■ **Written task**
Count how many lines below contain the word "واللفظ", then give that number alone.

■ **Data for the task**

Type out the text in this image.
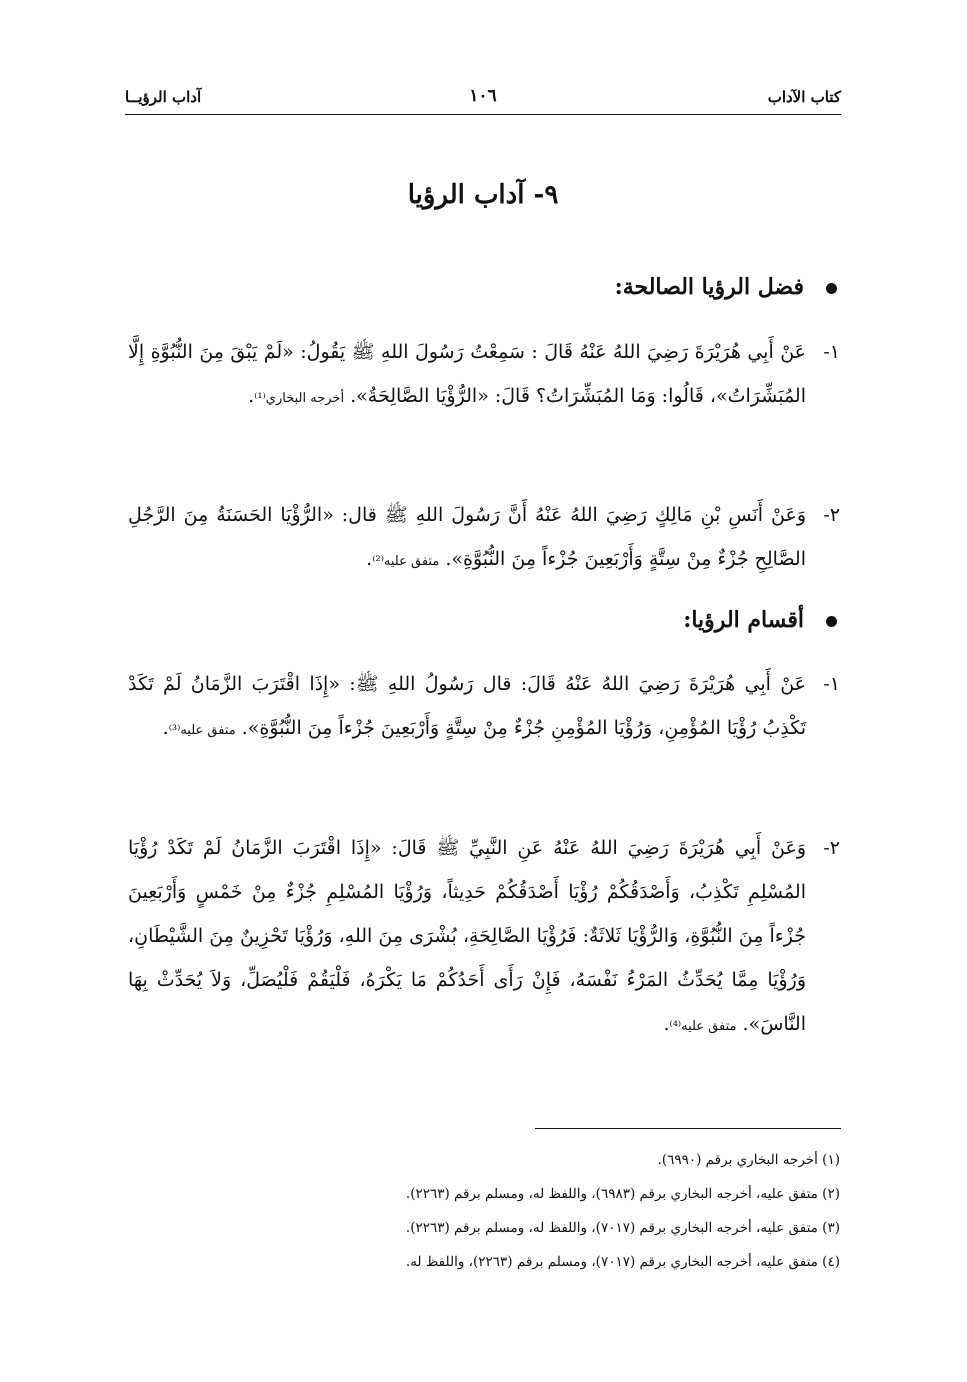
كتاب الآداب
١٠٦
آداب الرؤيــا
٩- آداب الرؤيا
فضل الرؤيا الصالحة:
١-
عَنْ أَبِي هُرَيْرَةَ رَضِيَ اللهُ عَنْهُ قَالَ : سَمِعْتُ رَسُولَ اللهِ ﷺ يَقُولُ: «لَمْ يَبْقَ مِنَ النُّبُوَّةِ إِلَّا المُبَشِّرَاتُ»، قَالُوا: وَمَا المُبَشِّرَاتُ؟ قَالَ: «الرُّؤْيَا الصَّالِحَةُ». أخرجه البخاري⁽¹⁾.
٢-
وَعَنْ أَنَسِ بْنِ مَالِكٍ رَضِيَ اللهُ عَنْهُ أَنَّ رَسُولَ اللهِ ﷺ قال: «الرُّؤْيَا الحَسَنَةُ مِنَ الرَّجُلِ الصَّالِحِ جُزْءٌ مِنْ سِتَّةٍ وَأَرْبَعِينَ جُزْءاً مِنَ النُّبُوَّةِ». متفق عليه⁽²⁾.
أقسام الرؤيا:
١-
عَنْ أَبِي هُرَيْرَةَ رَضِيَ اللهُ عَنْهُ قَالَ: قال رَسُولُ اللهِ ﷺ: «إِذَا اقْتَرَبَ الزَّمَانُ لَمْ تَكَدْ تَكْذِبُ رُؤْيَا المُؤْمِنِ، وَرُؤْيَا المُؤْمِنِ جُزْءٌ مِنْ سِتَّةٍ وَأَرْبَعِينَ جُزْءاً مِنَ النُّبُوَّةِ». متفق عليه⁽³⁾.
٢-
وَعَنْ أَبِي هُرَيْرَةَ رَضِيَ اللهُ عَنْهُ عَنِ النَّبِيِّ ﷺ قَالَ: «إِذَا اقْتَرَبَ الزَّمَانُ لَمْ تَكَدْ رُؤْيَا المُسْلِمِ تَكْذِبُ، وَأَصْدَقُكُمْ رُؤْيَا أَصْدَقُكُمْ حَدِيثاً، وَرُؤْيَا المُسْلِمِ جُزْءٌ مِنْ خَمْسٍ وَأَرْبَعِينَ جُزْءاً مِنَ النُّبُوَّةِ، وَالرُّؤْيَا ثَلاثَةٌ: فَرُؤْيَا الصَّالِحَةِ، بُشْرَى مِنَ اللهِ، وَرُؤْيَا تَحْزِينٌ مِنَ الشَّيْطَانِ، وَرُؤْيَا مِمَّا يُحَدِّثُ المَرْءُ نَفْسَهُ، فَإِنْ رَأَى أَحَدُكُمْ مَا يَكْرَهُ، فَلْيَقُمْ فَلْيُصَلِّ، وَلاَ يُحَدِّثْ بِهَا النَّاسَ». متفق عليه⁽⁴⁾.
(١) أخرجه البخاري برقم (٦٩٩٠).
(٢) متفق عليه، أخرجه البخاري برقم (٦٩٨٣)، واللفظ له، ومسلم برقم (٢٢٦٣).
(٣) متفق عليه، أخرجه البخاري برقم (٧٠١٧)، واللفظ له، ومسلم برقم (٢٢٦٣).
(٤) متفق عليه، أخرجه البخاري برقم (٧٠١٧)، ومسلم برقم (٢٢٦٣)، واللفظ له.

* * *

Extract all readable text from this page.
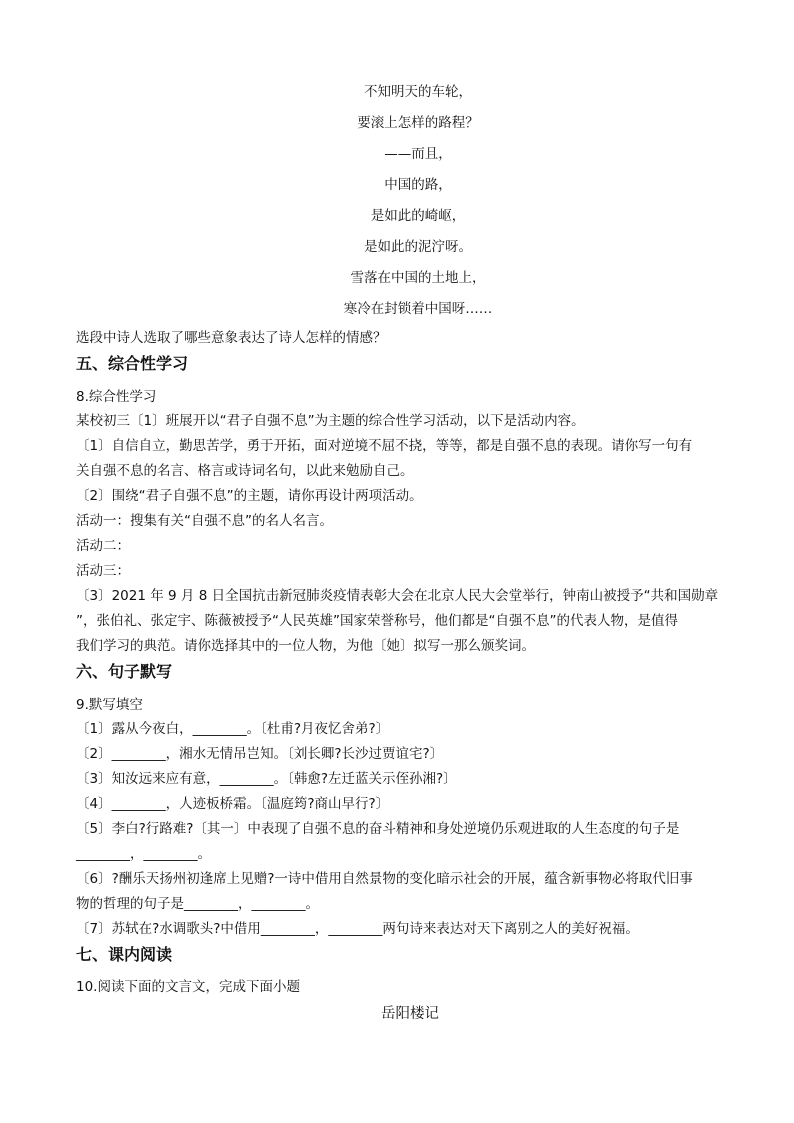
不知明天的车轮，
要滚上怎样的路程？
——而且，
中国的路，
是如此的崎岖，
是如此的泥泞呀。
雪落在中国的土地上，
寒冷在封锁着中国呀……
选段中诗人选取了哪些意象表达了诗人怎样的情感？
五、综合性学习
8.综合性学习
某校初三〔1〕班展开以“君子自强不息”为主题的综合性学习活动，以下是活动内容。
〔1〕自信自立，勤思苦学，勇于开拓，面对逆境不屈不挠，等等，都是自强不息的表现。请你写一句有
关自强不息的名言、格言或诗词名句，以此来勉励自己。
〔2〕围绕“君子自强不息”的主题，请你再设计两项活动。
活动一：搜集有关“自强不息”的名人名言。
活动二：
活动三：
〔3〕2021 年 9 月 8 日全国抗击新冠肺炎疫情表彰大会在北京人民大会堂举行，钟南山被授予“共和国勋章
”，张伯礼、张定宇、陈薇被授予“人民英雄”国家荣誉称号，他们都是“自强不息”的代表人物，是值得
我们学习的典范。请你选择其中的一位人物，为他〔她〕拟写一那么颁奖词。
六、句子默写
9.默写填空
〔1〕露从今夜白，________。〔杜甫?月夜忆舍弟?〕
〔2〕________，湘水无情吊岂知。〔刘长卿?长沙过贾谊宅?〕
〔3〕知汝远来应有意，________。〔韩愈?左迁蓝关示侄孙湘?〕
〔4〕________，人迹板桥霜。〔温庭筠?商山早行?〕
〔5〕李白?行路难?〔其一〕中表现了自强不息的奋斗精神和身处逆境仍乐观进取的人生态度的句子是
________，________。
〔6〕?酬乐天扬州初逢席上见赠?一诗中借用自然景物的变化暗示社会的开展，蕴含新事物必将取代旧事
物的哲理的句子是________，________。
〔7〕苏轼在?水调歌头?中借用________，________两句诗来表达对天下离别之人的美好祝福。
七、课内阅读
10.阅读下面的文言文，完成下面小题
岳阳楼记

==

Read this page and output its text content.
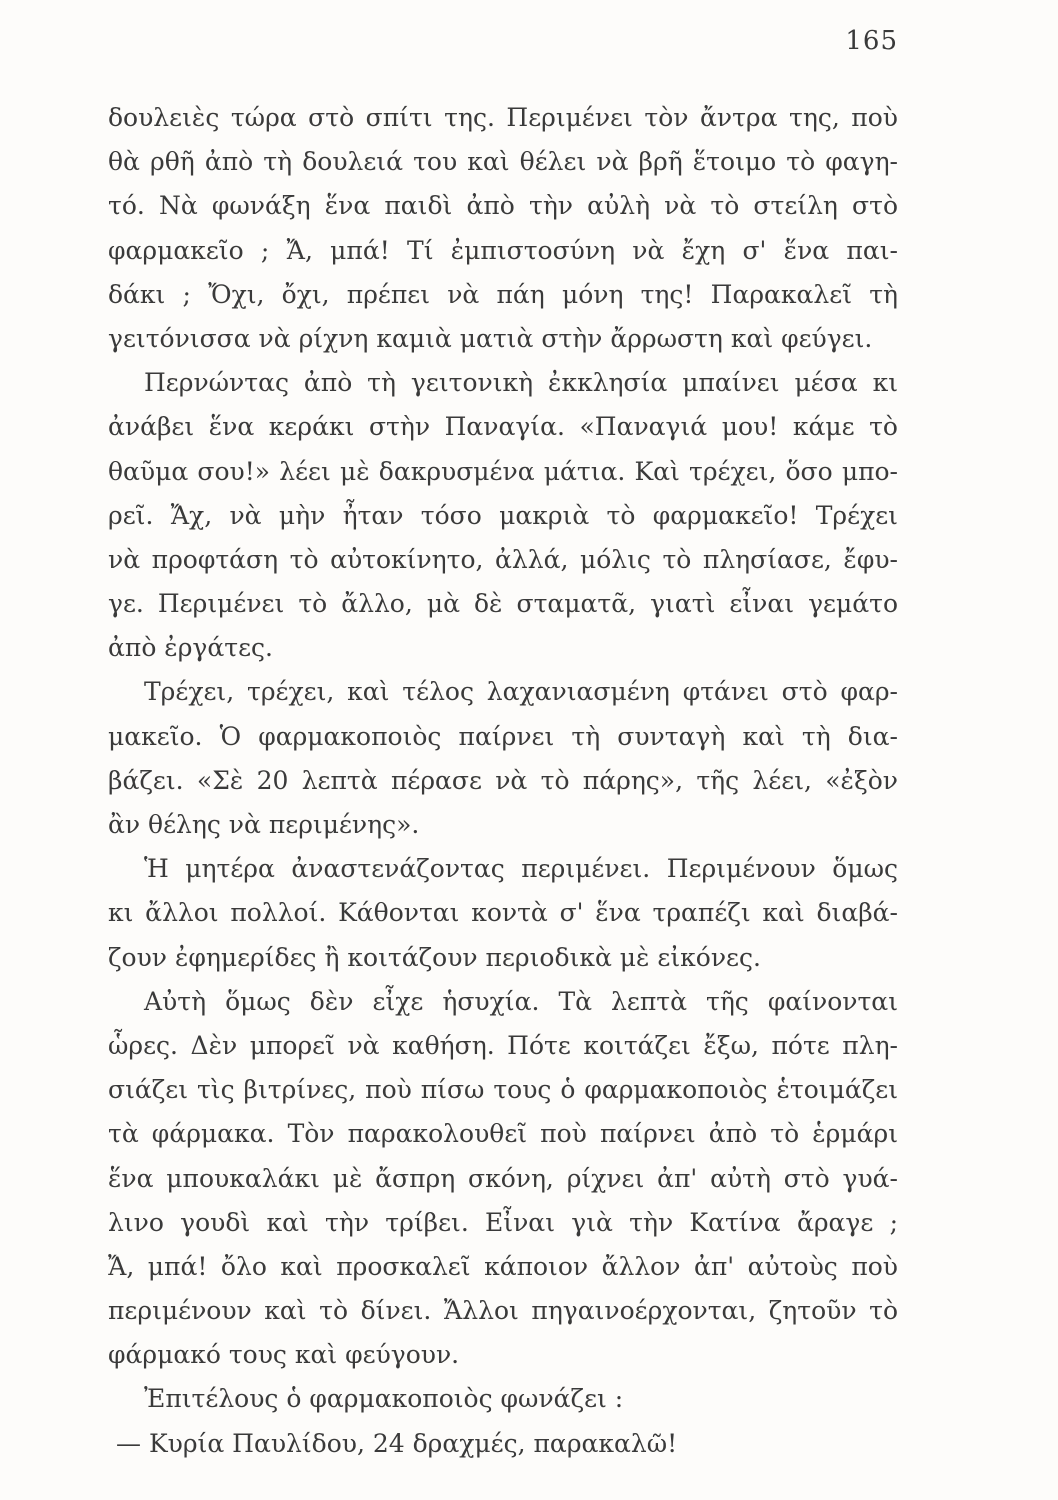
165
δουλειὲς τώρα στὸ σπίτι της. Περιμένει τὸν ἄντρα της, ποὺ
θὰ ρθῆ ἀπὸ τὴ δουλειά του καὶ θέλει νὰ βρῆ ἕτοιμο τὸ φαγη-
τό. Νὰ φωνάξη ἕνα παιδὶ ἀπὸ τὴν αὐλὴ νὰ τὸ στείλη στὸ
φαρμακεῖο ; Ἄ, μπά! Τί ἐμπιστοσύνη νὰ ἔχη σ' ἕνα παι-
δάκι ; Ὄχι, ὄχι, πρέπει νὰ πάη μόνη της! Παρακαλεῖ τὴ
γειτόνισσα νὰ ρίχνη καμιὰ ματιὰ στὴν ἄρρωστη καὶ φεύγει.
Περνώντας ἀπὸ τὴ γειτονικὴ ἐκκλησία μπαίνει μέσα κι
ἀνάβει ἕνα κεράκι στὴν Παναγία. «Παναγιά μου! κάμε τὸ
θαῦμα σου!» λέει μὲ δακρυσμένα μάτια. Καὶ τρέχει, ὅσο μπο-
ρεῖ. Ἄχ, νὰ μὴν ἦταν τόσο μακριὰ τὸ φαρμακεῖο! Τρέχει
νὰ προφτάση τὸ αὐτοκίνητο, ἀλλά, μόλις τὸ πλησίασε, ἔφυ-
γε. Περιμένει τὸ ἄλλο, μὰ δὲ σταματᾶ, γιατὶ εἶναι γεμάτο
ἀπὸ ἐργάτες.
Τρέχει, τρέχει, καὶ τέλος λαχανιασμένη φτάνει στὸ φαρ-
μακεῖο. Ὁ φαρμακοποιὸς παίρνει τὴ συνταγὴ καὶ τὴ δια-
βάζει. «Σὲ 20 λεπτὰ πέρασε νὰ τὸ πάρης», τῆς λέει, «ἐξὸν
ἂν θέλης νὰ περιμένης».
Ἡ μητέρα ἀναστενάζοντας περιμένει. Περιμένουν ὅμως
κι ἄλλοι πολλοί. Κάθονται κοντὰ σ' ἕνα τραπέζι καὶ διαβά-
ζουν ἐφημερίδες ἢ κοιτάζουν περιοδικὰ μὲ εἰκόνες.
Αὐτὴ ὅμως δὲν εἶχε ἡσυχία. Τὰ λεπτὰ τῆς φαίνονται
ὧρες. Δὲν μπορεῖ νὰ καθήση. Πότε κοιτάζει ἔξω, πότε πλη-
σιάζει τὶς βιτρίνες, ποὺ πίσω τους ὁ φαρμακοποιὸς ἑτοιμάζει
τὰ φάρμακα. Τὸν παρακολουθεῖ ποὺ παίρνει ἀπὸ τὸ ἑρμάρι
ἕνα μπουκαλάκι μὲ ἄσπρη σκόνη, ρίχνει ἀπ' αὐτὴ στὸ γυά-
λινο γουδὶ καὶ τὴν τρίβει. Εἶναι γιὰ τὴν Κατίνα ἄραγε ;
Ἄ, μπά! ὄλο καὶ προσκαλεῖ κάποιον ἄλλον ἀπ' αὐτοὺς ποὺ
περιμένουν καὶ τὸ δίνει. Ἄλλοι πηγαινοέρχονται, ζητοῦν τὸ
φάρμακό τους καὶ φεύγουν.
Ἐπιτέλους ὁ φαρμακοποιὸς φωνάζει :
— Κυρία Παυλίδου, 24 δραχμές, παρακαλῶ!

■ **Correct response**
3